**WHAT YOU HAVE TO DO**
Present each line of the entries below that holds the word "background".

**WORKING DATA**
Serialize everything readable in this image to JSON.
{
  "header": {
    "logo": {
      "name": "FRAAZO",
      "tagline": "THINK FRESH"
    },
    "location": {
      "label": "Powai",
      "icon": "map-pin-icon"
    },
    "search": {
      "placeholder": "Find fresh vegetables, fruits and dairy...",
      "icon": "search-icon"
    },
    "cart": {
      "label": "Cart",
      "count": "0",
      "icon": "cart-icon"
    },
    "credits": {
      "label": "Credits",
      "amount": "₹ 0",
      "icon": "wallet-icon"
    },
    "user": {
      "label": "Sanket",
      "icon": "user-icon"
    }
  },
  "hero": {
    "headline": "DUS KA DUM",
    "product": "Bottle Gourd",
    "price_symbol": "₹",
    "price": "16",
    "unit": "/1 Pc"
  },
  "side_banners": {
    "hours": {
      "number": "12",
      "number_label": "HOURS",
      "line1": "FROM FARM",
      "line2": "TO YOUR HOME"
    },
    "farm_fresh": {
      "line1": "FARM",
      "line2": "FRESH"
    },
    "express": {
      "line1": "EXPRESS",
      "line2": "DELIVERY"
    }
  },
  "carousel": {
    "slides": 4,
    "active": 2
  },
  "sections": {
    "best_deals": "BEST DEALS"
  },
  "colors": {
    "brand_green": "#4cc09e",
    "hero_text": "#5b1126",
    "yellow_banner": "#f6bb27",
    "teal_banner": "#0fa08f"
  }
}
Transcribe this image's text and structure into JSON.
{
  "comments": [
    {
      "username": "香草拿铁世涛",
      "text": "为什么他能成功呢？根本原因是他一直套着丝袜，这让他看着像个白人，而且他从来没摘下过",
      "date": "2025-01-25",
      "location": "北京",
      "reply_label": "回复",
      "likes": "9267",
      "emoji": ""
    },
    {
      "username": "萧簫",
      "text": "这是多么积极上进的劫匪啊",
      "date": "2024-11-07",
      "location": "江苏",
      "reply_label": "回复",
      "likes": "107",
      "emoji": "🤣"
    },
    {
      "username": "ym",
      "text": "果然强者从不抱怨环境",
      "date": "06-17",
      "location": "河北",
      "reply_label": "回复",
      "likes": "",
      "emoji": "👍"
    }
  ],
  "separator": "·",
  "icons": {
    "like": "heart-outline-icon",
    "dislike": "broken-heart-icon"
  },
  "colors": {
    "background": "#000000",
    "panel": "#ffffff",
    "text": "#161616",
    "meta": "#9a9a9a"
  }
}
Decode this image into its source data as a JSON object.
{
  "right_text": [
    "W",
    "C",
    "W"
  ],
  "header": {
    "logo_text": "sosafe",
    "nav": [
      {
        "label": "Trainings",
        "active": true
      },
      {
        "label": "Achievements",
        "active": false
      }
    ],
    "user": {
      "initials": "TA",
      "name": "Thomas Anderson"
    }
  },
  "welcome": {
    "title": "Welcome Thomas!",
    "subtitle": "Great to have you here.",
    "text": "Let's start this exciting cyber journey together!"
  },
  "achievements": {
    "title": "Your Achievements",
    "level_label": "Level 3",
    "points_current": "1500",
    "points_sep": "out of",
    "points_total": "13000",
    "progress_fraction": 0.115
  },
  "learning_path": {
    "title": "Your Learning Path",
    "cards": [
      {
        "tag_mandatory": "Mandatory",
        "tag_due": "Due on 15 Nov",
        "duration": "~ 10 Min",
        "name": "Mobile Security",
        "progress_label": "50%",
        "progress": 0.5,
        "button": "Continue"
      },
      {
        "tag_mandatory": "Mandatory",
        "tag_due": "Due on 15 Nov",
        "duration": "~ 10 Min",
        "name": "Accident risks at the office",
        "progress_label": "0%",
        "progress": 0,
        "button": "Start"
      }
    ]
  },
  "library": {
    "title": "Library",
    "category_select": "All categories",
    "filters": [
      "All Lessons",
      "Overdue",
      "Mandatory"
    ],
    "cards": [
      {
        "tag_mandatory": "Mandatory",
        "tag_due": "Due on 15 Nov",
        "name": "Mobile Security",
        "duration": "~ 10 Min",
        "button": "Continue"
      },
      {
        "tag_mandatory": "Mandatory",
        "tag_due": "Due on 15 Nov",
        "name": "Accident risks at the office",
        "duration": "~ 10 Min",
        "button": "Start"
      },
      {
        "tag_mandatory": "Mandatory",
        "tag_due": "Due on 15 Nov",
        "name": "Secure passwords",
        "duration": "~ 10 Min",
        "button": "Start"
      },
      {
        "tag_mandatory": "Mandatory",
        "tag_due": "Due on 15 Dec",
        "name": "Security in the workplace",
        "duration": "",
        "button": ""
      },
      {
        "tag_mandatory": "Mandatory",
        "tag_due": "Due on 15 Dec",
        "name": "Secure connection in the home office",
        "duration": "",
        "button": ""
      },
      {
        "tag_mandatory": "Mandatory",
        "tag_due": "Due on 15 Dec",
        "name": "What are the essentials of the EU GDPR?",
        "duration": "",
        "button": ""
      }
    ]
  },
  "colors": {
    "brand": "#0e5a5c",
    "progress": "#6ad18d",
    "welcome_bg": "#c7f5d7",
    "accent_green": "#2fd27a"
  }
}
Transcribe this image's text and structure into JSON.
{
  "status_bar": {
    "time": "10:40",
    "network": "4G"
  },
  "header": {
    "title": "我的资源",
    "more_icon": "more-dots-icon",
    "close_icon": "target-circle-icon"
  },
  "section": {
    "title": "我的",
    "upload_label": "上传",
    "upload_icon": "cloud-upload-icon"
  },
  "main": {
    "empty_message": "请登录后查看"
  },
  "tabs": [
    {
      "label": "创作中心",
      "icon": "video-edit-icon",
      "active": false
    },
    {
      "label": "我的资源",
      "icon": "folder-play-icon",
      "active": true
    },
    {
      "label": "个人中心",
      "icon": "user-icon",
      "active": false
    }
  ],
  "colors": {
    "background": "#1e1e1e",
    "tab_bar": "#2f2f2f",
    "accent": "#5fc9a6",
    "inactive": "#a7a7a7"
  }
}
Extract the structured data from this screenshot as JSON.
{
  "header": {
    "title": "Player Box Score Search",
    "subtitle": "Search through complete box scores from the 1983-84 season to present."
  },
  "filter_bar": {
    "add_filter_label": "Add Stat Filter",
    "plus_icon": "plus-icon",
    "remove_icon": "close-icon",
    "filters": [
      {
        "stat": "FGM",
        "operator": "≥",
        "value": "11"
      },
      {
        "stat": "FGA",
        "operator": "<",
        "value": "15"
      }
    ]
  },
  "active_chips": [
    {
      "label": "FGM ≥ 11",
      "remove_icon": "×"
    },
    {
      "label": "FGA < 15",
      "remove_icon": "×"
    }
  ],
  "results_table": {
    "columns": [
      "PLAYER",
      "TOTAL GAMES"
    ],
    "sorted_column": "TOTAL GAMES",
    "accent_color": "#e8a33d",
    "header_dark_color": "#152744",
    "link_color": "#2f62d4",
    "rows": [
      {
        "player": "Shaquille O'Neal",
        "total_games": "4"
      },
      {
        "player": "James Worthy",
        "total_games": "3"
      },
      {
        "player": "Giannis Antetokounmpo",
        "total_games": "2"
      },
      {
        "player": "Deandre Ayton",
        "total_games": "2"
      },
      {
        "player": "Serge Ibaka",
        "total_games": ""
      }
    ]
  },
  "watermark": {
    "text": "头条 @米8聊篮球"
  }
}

**RESULT OF THE TASK**
    "background": "#000000",
    "background": "#1e1e1e",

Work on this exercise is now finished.